▶ **Provided records**
**********

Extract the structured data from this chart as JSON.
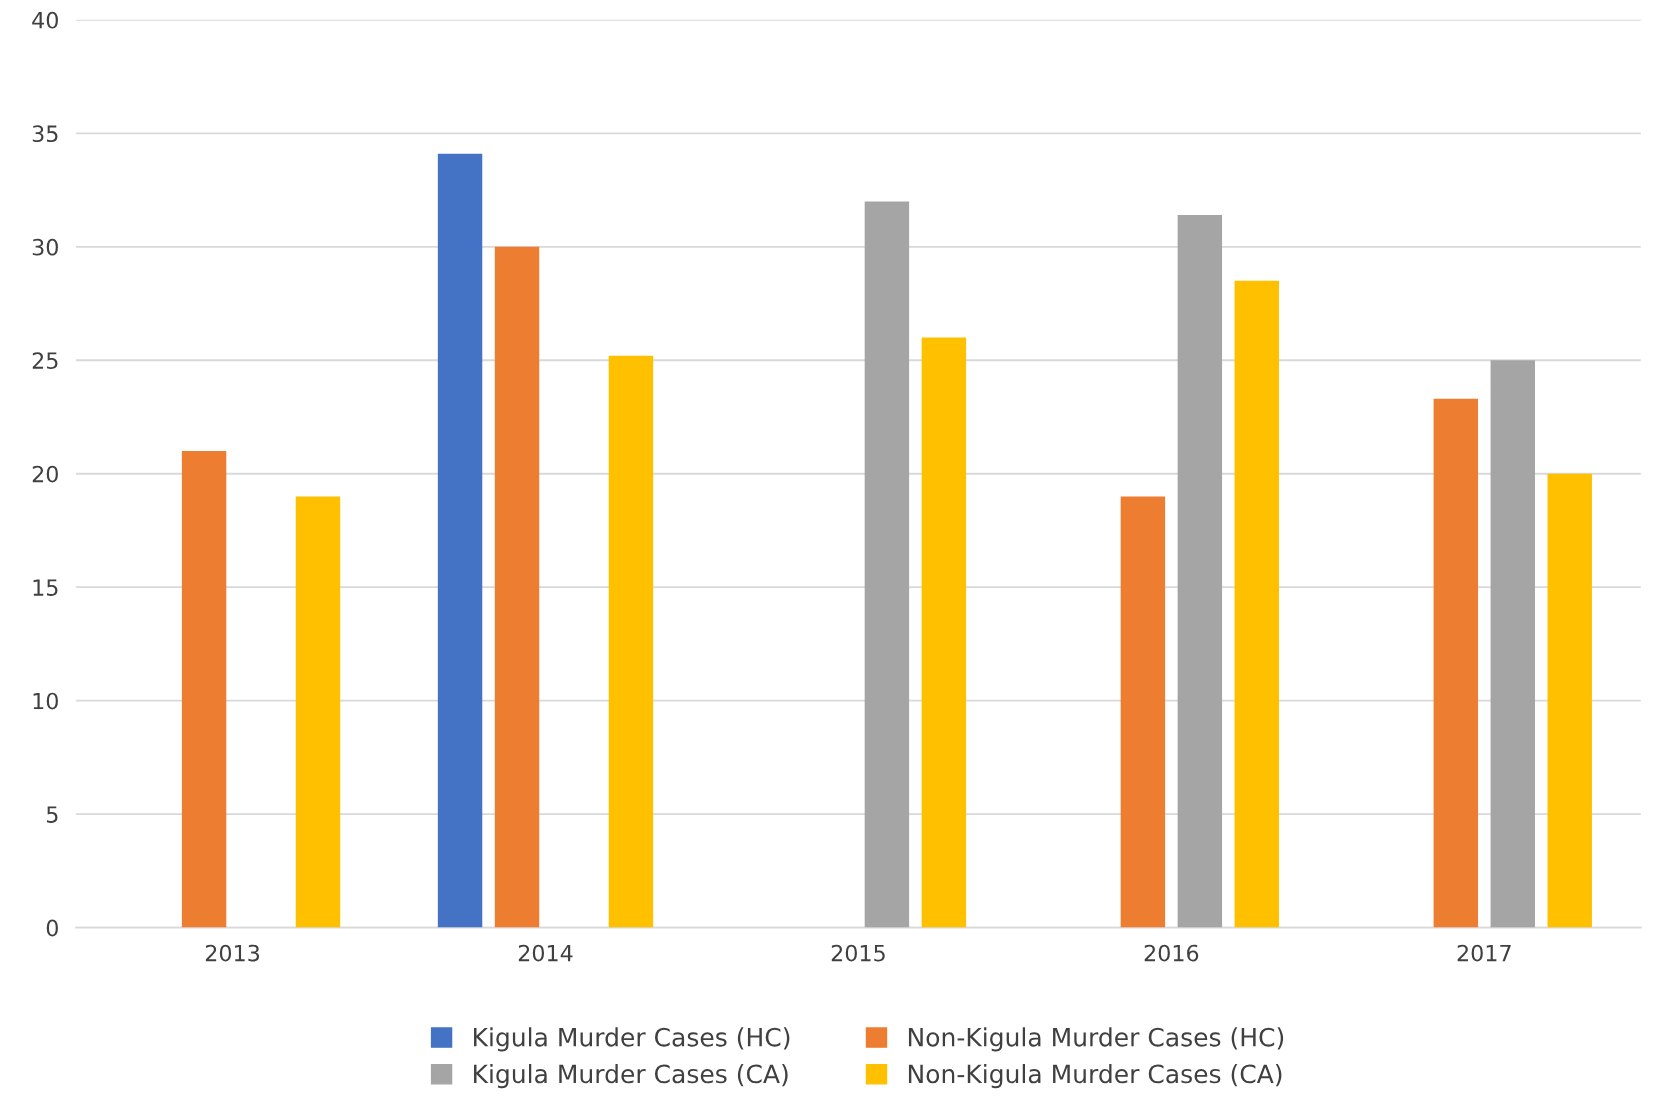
{
  "chart_data": {
    "type": "bar",
    "categories": [
      "2013",
      "2014",
      "2015",
      "2016",
      "2017"
    ],
    "series": [
      {
        "name": "Kigula Murder Cases (HC)",
        "color": "#4472c4",
        "values": [
          null,
          34.1,
          null,
          null,
          null
        ]
      },
      {
        "name": "Non-Kigula Murder Cases (HC)",
        "color": "#ed7d31",
        "values": [
          21,
          30,
          null,
          19,
          23.3
        ]
      },
      {
        "name": "Kigula Murder Cases (CA)",
        "color": "#a5a5a5",
        "values": [
          null,
          null,
          32,
          31.4,
          25
        ]
      },
      {
        "name": "Non-Kigula Murder Cases (CA)",
        "color": "#ffc000",
        "values": [
          19,
          25.2,
          26,
          28.5,
          20
        ]
      }
    ],
    "ylim": [
      0,
      40
    ],
    "yticks": [
      0,
      5,
      10,
      15,
      20,
      25,
      30,
      35,
      40
    ],
    "grid": "y",
    "legend": "bottom"
  }
}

**********

▶ **Task description**
Copy out every line from the records that has the word "Kigula".

▶ **Solution to this problem**
        "name": "Kigula Murder Cases (HC)",
        "name": "Non-Kigula Murder Cases (HC)",
        "name": "Kigula Murder Cases (CA)",
        "name": "Non-Kigula Murder Cases (CA)",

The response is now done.